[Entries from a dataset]
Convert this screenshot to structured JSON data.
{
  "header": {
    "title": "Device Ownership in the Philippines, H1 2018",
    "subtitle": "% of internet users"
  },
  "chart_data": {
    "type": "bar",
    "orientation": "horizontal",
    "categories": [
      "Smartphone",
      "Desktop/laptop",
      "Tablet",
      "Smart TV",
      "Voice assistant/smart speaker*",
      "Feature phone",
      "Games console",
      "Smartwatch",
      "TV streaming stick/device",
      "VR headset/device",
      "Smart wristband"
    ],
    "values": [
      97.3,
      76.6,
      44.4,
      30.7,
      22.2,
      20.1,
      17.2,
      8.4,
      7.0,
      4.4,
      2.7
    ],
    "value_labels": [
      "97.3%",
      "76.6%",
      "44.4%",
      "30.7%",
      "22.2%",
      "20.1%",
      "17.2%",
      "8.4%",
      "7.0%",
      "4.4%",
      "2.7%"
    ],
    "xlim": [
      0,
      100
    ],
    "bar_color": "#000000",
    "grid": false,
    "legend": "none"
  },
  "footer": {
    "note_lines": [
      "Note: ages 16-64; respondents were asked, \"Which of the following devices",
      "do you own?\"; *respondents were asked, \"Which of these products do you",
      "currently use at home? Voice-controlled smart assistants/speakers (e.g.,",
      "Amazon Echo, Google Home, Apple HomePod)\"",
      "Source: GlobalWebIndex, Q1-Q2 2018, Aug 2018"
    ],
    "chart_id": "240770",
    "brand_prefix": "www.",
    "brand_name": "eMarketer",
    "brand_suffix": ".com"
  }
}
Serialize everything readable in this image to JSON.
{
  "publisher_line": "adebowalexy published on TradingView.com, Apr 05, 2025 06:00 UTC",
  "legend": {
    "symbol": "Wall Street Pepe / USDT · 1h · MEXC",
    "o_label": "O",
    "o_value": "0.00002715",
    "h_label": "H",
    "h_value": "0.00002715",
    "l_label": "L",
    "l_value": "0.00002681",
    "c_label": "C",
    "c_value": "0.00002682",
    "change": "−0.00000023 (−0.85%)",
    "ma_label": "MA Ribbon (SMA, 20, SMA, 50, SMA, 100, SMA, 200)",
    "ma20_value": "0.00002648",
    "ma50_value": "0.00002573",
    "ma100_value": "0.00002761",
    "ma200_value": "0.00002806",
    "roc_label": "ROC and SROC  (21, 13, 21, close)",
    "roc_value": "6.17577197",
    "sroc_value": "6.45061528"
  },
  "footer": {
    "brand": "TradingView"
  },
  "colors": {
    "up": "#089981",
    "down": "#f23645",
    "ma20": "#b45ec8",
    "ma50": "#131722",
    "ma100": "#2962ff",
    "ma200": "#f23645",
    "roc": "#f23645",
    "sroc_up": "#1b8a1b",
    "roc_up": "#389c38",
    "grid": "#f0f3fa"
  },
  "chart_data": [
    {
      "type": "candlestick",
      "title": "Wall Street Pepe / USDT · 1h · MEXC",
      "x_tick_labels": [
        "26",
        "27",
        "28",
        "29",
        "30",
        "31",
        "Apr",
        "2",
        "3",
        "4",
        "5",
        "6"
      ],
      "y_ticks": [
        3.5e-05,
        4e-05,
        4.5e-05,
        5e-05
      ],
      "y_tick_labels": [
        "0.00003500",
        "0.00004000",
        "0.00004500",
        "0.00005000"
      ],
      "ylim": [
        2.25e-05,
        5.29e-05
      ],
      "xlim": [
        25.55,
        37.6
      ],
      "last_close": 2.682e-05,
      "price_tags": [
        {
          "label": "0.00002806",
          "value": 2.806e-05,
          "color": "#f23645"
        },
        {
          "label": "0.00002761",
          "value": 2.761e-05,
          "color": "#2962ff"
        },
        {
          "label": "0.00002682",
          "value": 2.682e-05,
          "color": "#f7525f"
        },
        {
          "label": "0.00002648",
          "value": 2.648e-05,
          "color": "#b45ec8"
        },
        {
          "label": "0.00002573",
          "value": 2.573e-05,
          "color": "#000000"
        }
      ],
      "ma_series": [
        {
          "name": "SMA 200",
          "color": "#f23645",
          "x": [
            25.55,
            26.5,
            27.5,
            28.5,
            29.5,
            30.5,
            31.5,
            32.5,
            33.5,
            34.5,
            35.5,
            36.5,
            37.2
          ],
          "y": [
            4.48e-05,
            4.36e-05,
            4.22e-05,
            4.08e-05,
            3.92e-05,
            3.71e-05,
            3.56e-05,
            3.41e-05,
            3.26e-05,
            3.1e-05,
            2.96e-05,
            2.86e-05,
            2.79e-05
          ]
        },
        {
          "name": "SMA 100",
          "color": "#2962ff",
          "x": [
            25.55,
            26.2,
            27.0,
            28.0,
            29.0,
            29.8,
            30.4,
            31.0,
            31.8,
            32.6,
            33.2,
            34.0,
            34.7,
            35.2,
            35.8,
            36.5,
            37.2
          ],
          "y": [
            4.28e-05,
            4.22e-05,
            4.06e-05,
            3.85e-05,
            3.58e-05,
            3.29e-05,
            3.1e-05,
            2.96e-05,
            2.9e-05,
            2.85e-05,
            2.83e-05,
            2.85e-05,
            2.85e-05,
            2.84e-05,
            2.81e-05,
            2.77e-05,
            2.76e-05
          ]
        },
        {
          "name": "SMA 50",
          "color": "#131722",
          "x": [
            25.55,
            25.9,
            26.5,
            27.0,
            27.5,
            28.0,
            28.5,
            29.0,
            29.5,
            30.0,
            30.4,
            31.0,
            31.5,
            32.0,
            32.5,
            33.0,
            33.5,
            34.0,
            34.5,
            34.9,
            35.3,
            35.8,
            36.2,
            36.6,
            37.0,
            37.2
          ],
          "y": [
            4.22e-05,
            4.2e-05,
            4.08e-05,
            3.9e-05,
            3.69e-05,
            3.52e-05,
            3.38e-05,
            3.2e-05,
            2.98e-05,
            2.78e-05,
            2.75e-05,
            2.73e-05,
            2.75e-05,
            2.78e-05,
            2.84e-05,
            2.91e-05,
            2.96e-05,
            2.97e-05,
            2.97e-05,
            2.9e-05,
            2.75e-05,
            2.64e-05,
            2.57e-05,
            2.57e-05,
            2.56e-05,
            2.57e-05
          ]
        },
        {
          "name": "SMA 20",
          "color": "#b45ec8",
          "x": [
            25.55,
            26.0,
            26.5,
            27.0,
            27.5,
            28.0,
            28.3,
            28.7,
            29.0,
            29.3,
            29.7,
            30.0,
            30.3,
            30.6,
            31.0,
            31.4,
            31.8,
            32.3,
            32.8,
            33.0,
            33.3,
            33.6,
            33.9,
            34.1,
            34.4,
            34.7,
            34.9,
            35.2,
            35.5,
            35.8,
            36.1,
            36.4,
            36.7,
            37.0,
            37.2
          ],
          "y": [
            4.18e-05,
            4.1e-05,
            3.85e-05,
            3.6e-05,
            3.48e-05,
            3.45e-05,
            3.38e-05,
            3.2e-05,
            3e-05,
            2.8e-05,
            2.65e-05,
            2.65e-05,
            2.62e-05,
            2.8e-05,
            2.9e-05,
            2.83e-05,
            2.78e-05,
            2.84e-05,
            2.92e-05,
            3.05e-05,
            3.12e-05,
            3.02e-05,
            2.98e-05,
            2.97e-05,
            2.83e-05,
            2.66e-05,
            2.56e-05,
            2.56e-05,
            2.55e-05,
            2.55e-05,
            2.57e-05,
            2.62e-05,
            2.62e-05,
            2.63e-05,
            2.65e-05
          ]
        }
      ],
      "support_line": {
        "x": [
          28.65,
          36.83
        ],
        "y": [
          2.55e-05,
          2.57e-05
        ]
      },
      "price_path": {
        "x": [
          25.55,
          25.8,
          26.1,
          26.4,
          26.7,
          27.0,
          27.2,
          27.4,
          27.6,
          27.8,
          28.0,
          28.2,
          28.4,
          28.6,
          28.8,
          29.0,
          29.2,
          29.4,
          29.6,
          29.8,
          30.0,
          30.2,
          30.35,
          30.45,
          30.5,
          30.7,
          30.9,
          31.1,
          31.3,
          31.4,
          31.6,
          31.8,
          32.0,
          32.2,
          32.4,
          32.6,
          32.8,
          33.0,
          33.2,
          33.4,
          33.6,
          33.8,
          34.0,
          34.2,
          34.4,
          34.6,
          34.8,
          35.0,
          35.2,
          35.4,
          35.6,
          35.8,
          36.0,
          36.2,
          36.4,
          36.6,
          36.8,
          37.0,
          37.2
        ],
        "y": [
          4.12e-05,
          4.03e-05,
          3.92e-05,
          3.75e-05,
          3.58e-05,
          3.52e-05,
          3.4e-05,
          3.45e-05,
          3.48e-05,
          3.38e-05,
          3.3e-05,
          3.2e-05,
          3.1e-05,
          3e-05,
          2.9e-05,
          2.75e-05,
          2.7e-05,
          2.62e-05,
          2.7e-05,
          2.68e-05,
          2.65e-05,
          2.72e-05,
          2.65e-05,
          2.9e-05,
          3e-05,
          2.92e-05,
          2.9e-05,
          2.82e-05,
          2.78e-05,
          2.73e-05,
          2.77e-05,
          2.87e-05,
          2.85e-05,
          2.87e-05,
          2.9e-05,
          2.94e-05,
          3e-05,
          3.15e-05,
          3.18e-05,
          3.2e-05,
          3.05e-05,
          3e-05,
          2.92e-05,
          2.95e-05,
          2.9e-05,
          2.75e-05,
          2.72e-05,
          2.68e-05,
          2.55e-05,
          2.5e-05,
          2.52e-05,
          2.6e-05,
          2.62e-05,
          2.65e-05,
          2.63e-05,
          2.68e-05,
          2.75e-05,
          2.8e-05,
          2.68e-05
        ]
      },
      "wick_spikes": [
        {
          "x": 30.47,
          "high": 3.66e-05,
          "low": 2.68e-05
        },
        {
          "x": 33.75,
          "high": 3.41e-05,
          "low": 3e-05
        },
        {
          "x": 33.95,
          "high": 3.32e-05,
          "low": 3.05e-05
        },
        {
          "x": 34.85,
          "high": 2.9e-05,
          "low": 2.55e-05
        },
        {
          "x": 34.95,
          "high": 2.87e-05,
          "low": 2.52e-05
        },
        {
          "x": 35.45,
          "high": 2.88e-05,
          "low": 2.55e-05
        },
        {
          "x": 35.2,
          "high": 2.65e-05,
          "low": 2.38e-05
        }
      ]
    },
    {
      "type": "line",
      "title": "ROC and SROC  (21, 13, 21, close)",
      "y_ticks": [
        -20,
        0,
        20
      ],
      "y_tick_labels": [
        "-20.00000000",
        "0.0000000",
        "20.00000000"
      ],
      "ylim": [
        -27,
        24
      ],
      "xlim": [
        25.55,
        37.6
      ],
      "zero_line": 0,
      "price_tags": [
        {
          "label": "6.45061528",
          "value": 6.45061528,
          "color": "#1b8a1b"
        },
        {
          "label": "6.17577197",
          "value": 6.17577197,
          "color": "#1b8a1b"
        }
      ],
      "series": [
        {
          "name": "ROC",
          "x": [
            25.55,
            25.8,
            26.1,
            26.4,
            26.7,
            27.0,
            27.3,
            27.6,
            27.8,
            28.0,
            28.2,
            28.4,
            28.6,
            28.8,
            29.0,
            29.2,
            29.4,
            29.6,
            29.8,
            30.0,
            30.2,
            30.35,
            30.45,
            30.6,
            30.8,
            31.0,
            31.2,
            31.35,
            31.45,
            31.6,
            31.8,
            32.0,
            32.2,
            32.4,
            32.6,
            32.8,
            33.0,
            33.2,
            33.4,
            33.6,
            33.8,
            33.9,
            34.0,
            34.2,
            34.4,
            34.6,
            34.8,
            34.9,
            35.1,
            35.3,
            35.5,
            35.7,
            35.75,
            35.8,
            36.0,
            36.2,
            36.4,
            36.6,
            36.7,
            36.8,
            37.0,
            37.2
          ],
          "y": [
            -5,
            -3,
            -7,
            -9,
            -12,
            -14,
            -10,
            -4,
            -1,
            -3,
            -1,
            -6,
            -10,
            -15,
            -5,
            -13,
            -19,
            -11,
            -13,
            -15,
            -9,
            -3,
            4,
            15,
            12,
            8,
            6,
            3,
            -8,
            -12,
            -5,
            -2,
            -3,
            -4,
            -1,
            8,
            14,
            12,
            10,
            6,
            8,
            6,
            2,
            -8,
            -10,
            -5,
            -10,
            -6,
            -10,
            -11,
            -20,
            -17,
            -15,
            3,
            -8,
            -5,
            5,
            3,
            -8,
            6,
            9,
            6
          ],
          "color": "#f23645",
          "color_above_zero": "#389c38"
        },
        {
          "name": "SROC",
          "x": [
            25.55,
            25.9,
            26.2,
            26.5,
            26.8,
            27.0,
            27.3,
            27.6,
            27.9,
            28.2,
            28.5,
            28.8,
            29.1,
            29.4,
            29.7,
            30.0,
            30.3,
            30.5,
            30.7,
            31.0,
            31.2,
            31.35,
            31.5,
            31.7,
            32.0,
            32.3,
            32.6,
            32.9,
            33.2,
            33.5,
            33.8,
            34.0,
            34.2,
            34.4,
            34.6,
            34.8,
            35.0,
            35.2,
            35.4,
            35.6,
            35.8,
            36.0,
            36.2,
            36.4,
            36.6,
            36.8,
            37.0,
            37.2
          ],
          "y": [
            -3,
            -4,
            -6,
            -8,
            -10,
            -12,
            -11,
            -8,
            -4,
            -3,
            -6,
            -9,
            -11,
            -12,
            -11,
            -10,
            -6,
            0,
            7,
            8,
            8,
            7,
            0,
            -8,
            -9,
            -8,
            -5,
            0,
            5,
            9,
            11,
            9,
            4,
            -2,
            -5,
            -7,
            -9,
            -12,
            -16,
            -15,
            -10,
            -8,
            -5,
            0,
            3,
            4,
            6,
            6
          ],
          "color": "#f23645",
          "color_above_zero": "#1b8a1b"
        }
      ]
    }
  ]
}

▶ WHAT THE TASK ASKS: Scan the lines for the string "this". Pick out every line that has it.

▶ THE RESULT:
Convert this screenshot to structured JSON data.
Serialize everything readable in this image to JSON.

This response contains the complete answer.